• Your objective: Locate every line that holds the string "text" and copy it.

----------------------------------------

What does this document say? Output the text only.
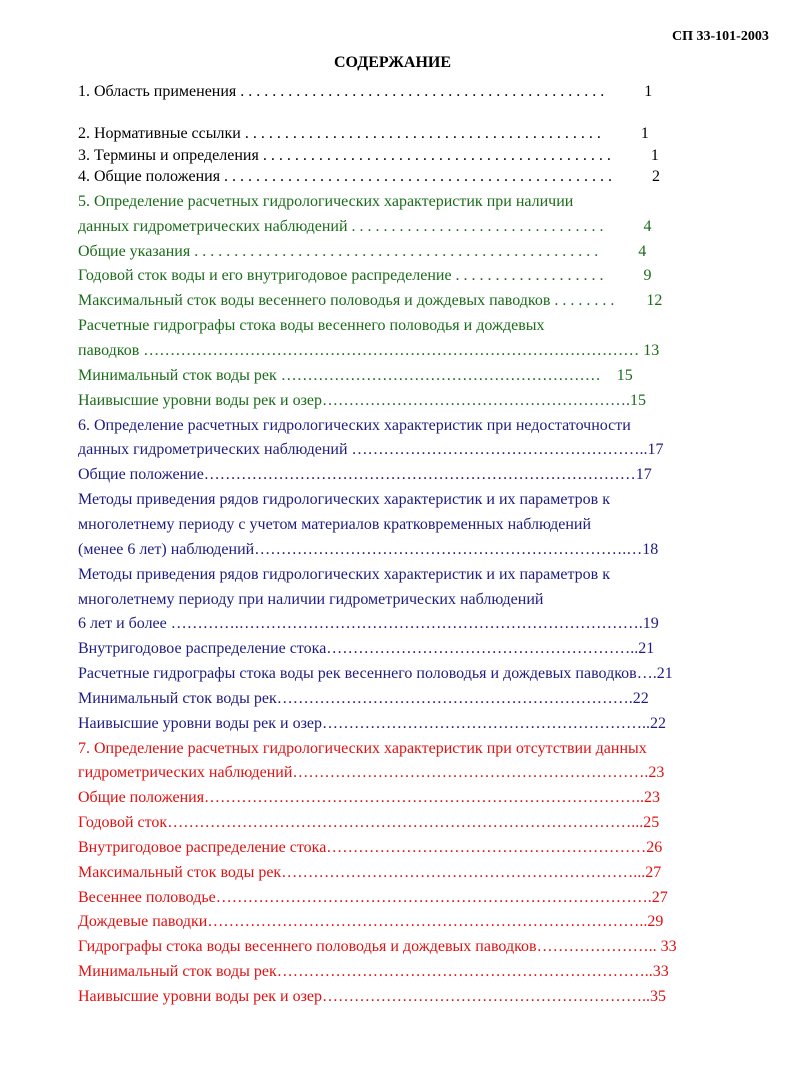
СП 33-101-2003
СОДЕРЖАНИЕ
1. Область применения . . . . . . . . . . . . . . . . . . . . . . . . . . . . . . . . . . . . . . . . . . . . . .          1
2. Нормативные ссылки . . . . . . . . . . . . . . . . . . . . . . . . . . . . . . . . . . . . . . . . . . . . .          1
3. Термины и определения . . . . . . . . . . . . . . . . . . . . . . . . . . . . . . . . . . . . . . . . . . . .          1
4. Общие положения . . . . . . . . . . . . . . . . . . . . . . . . . . . . . . . . . . . . . . . . . . . . . . . . .          2
5. Определение расчетных гидрологических характеристик при наличии
данных гидрометрических наблюдений . . . . . . . . . . . . . . . . . . . . . . . . . . . . . . . .          4
Общие указания . . . . . . . . . . . . . . . . . . . . . . . . . . . . . . . . . . . . . . . . . . . . . . . . . . .          4
Годовой сток воды и его внутригодовое распределение . . . . . . . . . . . . . . . . . . .          9
Максимальный сток воды весеннего половодья и дождевых паводков . . . . . . . .        12
Расчетные гидрографы стока воды весеннего половодья и дождевых
паводков ………………………………………………………………………………… 13
Минимальный сток воды рек ……………………………………………………    15
Наивысшие уровни воды рек и озер………………………………………………….15
6. Определение расчетных гидрологических характеристик при недостаточности
данных гидрометрических наблюдений ………………………………………………..17
Общие положение………………………………………………………………………17
Методы приведения рядов гидрологических характеристик и их параметров к
многолетнему периоду с учетом материалов кратковременных наблюдений
(менее 6 лет) наблюдений…………………………………………………………….…18
Методы приведения рядов гидрологических характеристик и их параметров к
многолетнему периоду при наличии гидрометрических наблюдений
6 лет и более ………….………………………………………………………………….19
Внутригодовое распределение стока…………………………………………………..21
Расчетные гидрографы стока воды рек весеннего половодья и дождевых паводков….21
Минимальный сток воды рек………………………………………………………….22
Наивысшие уровни воды рек и озер……………………………………………………..22
7. Определение расчетных гидрологических характеристик при отсутствии данных
гидрометрических наблюдений………………………………………………………….23
Общие положения………………………………………………………………………..23
Годовой сток……………………………………………………………………………...25
Внутригодовое распределение стока……………………………………………………26
Максимальный сток воды рек…………………………………………………………...27
Весеннее половодье……………………………………………………………………….27
Дождевые паводки………………………………………………………………………..29
Гидрографы стока воды весеннего половодья и дождевых паводков………………….. 33
Минимальный сток воды рек……………………………………………………………..33
Наивысшие уровни воды рек и озер……………………………………………………..35
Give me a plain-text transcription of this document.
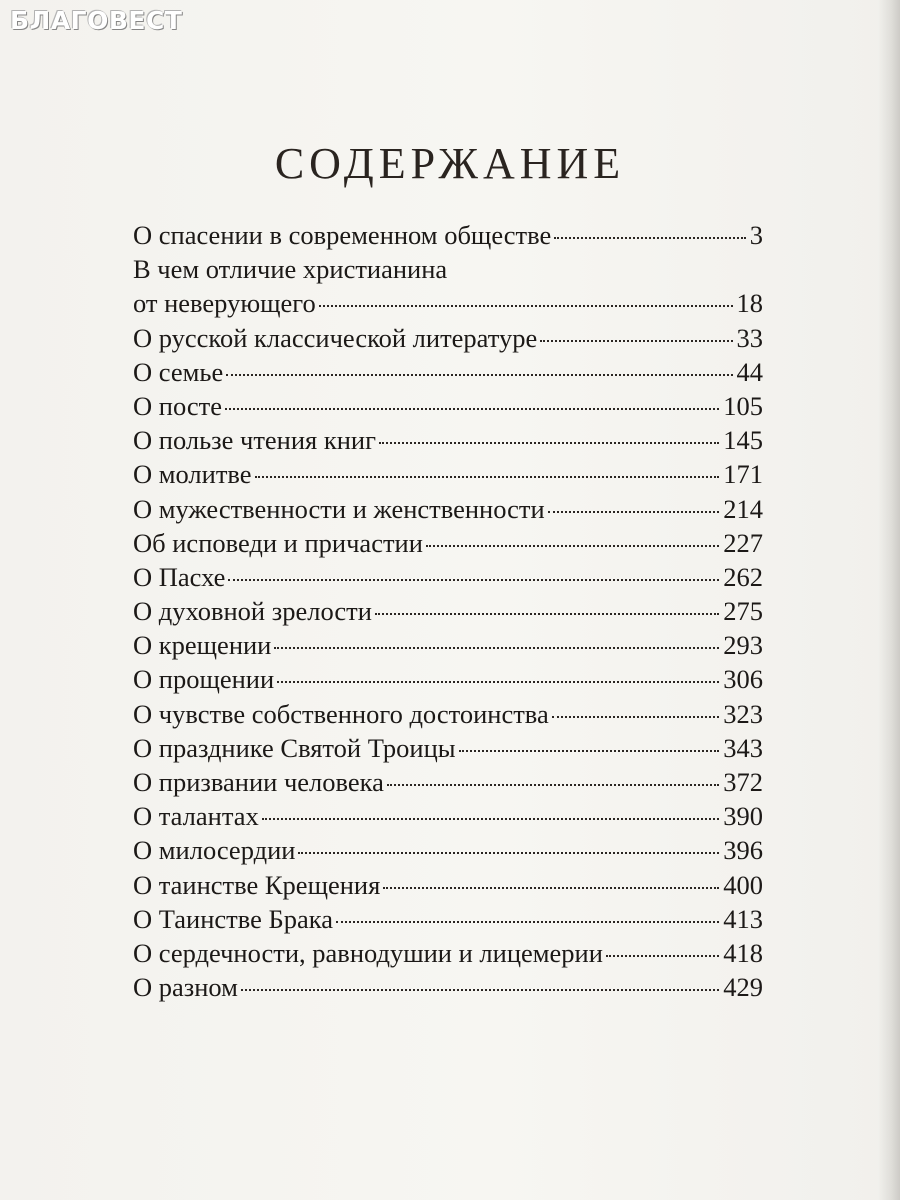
БЛАГОВЕСТ
СОДЕРЖАНИЕ
О спасении в современном обществе	3
В чем отличие христианина
от неверующего	18
О русской классической литературе	33
О семье	44
О посте	105
О пользе чтения книг	145
О молитве	171
О мужественности и женственности	214
Об исповеди и причастии	227
О Пасхе	262
О духовной зрелости	275
О крещении	293
О прощении	306
О чувстве собственного достоинства	323
О празднике Святой Троицы	343
О призвании человека	372
О талантах	390
О милосердии	396
О таинстве Крещения	400
О Таинстве Брака	413
О сердечности, равнодушии и лицемерии	418
О разном	429
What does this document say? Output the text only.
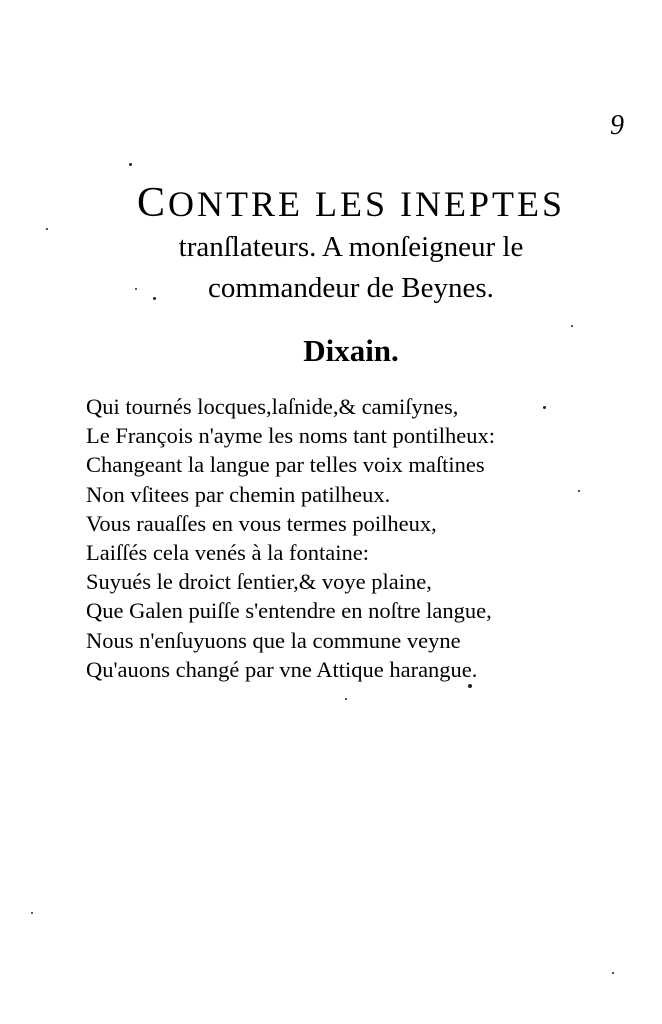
9
CONTRE LES INEPTES
tranſlateurs. A monſeigneur le
commandeur de Beynes.
Dixain.
Qui tournés locques,laſnide,& camiſynes,
Le François n'ayme les noms tant pontilheux:
Changeant la langue par telles voix maſtines
Non vſitees par chemin patilheux.
Vous rauaſſes en vous termes poilheux,
Laiſſés cela venés à la fontaine:
Suyués le droict ſentier,& voye plaine,
Que Galen puiſſe s'entendre en noſtre langue,
Nous n'enſuyuons que la commune veyne
Qu'auons changé par vne Attique harangue.
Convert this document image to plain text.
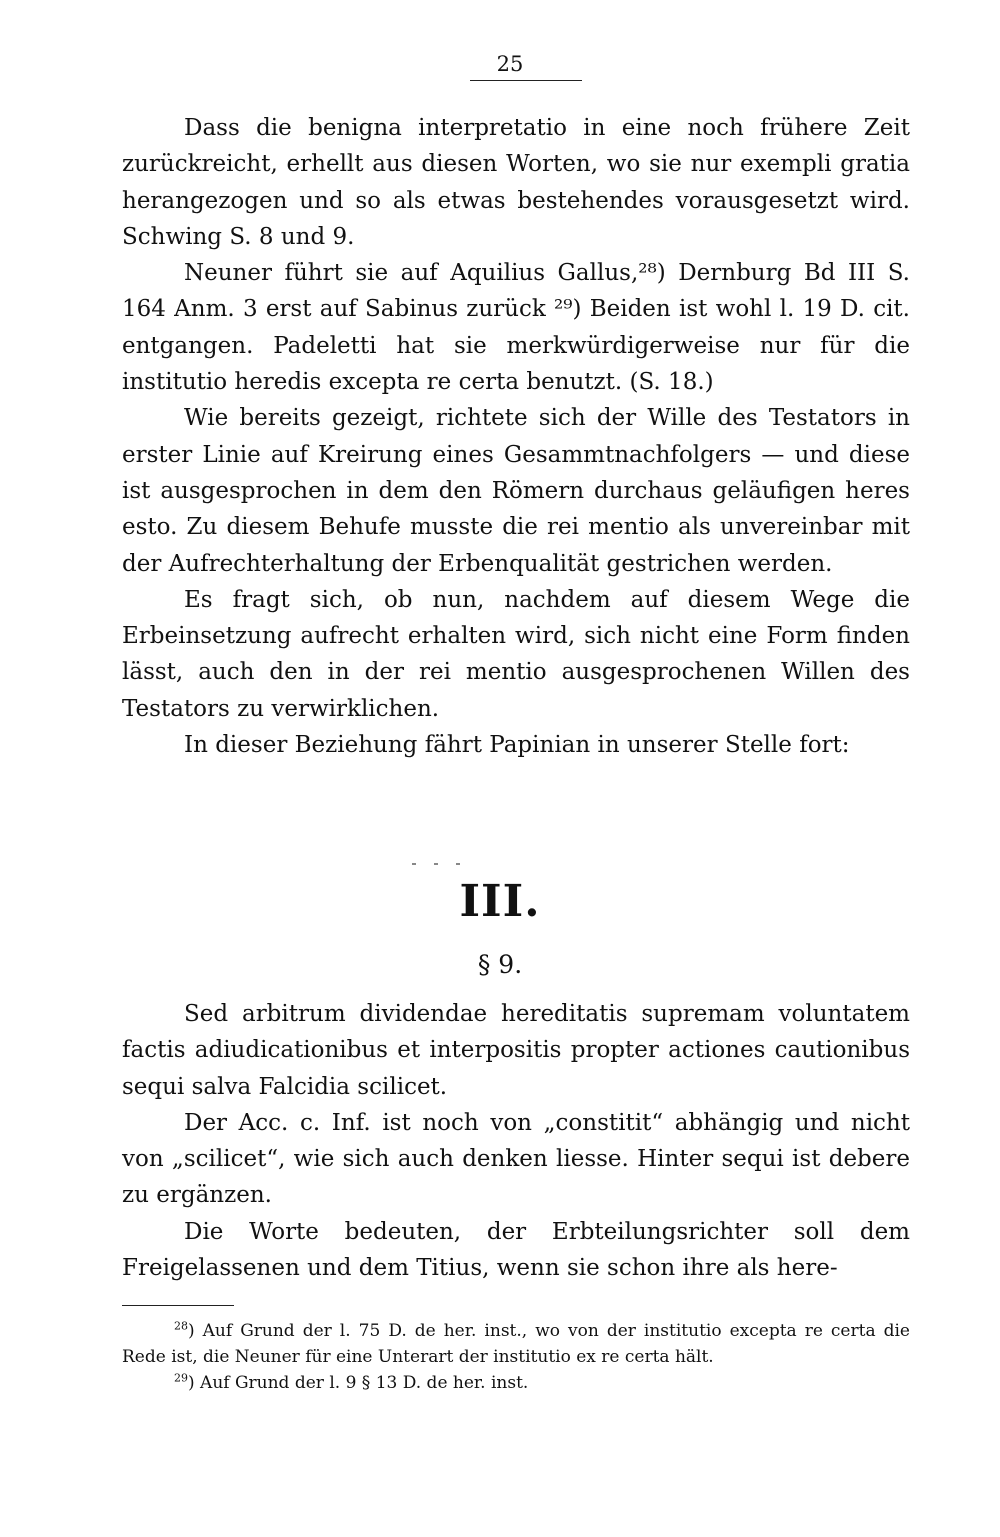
25

Dass die benigna interpretatio in eine noch frühere Zeit zurückreicht, erhellt aus diesen Worten, wo sie nur exempli gratia herangezogen und so als etwas bestehendes vorausgesetzt wird. Schwing S. 8 und 9.

Neuner führt sie auf Aquilius Gallus,²⁸) Dernburg Bd III S. 164 Anm. 3 erst auf Sabinus zurück ²⁹) Beiden ist wohl l. 19 D. cit. entgangen. Padeletti hat sie merkwürdigerweise nur für die institutio heredis excepta re certa benutzt. (S. 18.)

Wie bereits gezeigt, richtete sich der Wille des Testators in erster Linie auf Kreirung eines Gesammtnachfolgers — und diese ist ausgesprochen in dem den Römern durchaus geläufigen heres esto. Zu diesem Behufe musste die rei mentio als unvereinbar mit der Aufrechterhaltung der Erbenqualität gestrichen werden.

Es fragt sich, ob nun, nachdem auf diesem Wege die Erbeinsetzung aufrecht erhalten wird, sich nicht eine Form finden lässt, auch den in der rei mentio ausgesprochenen Willen des Testators zu verwirklichen.

In dieser Beziehung fährt Papinian in unserer Stelle fort:

III.
§ 9.

Sed arbitrum dividendae hereditatis supremam voluntatem factis adiudicationibus et interpositis propter actiones cautionibus sequi salva Falcidia scilicet.

Der Acc. c. Inf. ist noch von „constitit“ abhängig und nicht von „scilicet“, wie sich auch denken liesse. Hinter sequi ist debere zu ergänzen.

Die Worte bedeuten, der Erbteilungsrichter soll dem Freigelassenen und dem Titius, wenn sie schon ihre als here-

$^{28}$) Auf Grund der l. 75 D. de her. inst., wo von der institutio excepta re certa die Rede ist, die Neuner für eine Unterart der institutio ex re certa hält.

$^{29}$) Auf Grund der l. 9 § 13 D. de her. inst.
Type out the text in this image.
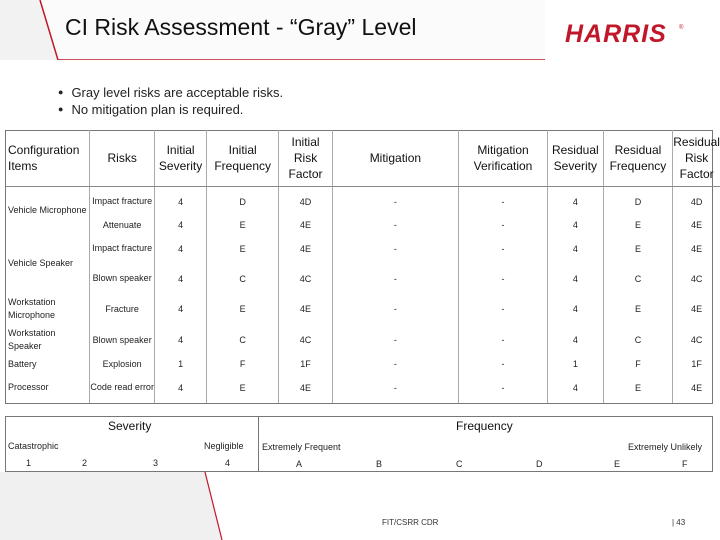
CI Risk Assessment - “Gray” Level	HARRIS ®
● Gray level risks are acceptable risks.
● No mitigation plan is required.
Configuration Items	Risks	Initial Severity	Initial Frequency	Initial Risk Factor	Mitigation	Mitigation Verification	Residual Severity	Residual Frequency	Residual Risk Factor
Vehicle Microphone	Impact fracture	4	D	4D	-	-	4	D	4D
	Attenuate	4	E	4E	-	-	4	E	4E
Vehicle Speaker	Impact fracture	4	E	4E	-	-	4	E	4E
	Blown speaker	4	C	4C	-	-	4	C	4C
Workstation Microphone	Fracture	4	E	4E	-	-	4	E	4E
Workstation Speaker	Blown speaker	4	C	4C	-	-	4	C	4C
Battery	Explosion	1	F	1F	-	-	1	F	1F
Processor	Code read error	4	E	4E	-	-	4	E	4E
Severity
Catastrophic	Negligible
1	2	3	4
Frequency
Extremely Frequent	Extremely Unlikely
A	B	C	D	E	F
FIT/CSRR CDR	| 43
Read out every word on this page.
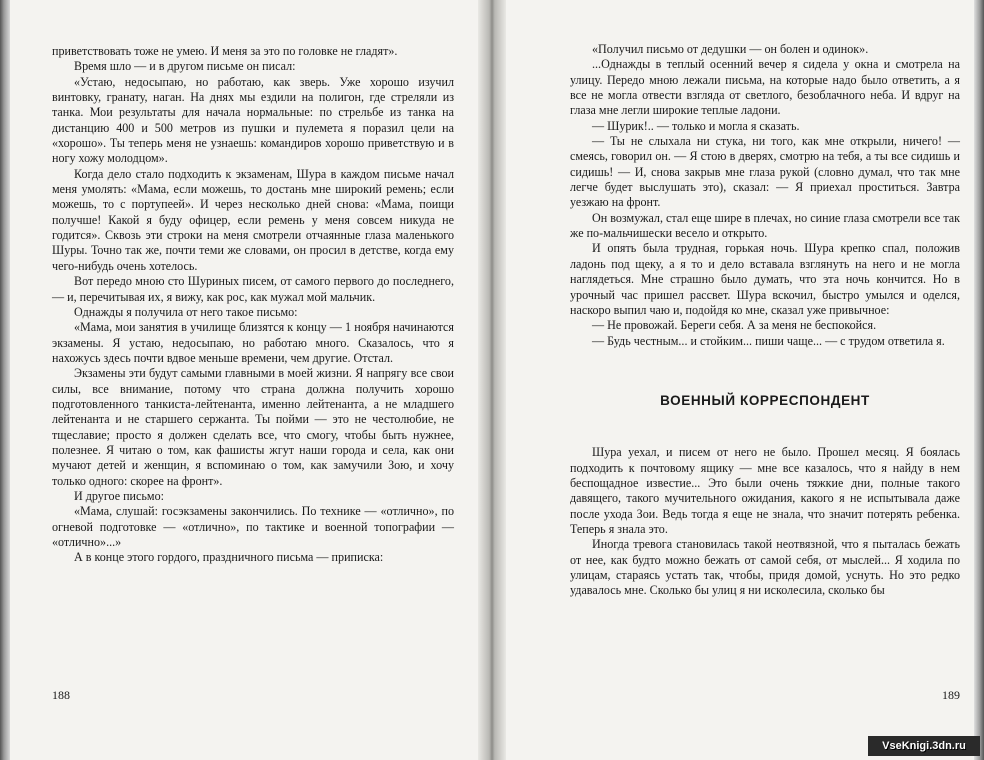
приветствовать тоже не умею. И меня за это по головке не гладят».

Время шло — и в другом письме он писал:

«Устаю, недосыпаю, но работаю, как зверь. Уже хорошо изучил винтовку, гранату, наган. На днях мы ездили на полигон, где стреляли из танка. Мои результаты для начала нормальные: по стрельбе из танка на дистанцию 400 и 500 метров из пушки и пулемета я поразил цели на «хорошо». Ты теперь меня не узнаешь: командиров хорошо приветствую и в ногу хожу молодцом».

Когда дело стало подходить к экзаменам, Шура в каждом письме начал меня умолять: «Мама, если можешь, то достань мне широкий ремень; если можешь, то с портупеей». И через несколько дней снова: «Мама, поищи получше! Какой я буду офицер, если ремень у меня совсем никуда не годится». Сквозь эти строки на меня смотрели отчаянные глаза маленького Шуры. Точно так же, почти теми же словами, он просил в детстве, когда ему чего-нибудь очень хотелось.

Вот передо мною сто Шуриных писем, от самого первого до последнего, — и, перечитывая их, я вижу, как рос, как мужал мой мальчик.

Однажды я получила от него такое письмо:

«Мама, мои занятия в училище близятся к концу — 1 ноября начинаются экзамены. Я устаю, недосыпаю, но работаю много. Сказалось, что я нахожусь здесь почти вдвое меньше времени, чем другие. Отстал.

Экзамены эти будут самыми главными в моей жизни. Я напрягу все свои силы, все внимание, потому что страна должна получить хорошо подготовленного танкиста-лейтенанта, именно лейтенанта, а не младшего лейтенанта и не старшего сержанта. Ты пойми — это не честолюбие, не тщеславие; просто я должен сделать все, что смогу, чтобы быть нужнее, полезнее. Я читаю о том, как фашисты жгут наши города и села, как они мучают детей и женщин, я вспоминаю о том, как замучили Зою, и хочу только одного: скорее на фронт».

И другое письмо:

«Мама, слушай: госэкзамены закончились. По технике — «отлично», по огневой подготовке — «отлично», по тактике и военной топографии — «отлично»...»

А в конце этого гордого, праздничного письма — приписка:

188

«Получил письмо от дедушки — он болен и одинок».

...Однажды в теплый осенний вечер я сидела у окна и смотрела на улицу. Передо мною лежали письма, на которые надо было ответить, а я все не могла отвести взгляда от светлого, безоблачного неба. И вдруг на глаза мне легли широкие теплые ладони.

— Шурик!.. — только и могла я сказать.

— Ты не слыхала ни стука, ни того, как мне открыли, ничего! — смеясь, говорил он. — Я стою в дверях, смотрю на тебя, а ты все сидишь и сидишь! — И, снова закрыв мне глаза рукой (словно думал, что так мне легче будет выслушать это), сказал: — Я приехал проститься. Завтра уезжаю на фронт.

Он возмужал, стал еще шире в плечах, но синие глаза смотрели все так же по-мальчишески весело и открыто.

И опять была трудная, горькая ночь. Шура крепко спал, положив ладонь под щеку, а я то и дело вставала взглянуть на него и не могла наглядеться. Мне страшно было думать, что эта ночь кончится. Но в урочный час пришел рассвет. Шура вскочил, быстро умылся и оделся, наскоро выпил чаю и, подойдя ко мне, сказал уже привычное:

— Не провожай. Береги себя. А за меня не беспокойся.

— Будь честным... и стойким... пиши чаще... — с трудом ответила я.

ВОЕННЫЙ КОРРЕСПОНДЕНТ

Шура уехал, и писем от него не было. Прошел месяц. Я боялась подходить к почтовому ящику — мне все казалось, что я найду в нем беспощадное известие... Это были очень тяжкие дни, полные такого давящего, такого мучительного ожидания, какого я не испытывала даже после ухода Зои. Ведь тогда я еще не знала, что значит потерять ребенка. Теперь я знала это.

Иногда тревога становилась такой неотвязной, что я пыталась бежать от нее, как будто можно бежать от самой себя, от мыслей... Я ходила по улицам, стараясь устать так, чтобы, придя домой, уснуть. Но это редко удавалось мне. Сколько бы улиц я ни исколесила, сколько бы

189
VseKnigi.3dn.ru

----------------------------------------

• Exercise result:
What does this document say? Output the text only.
Give me a plain-text transcription of this document.
What does this document say? Output the text only.
Convert this document image to plain text.
Type out the text in this image.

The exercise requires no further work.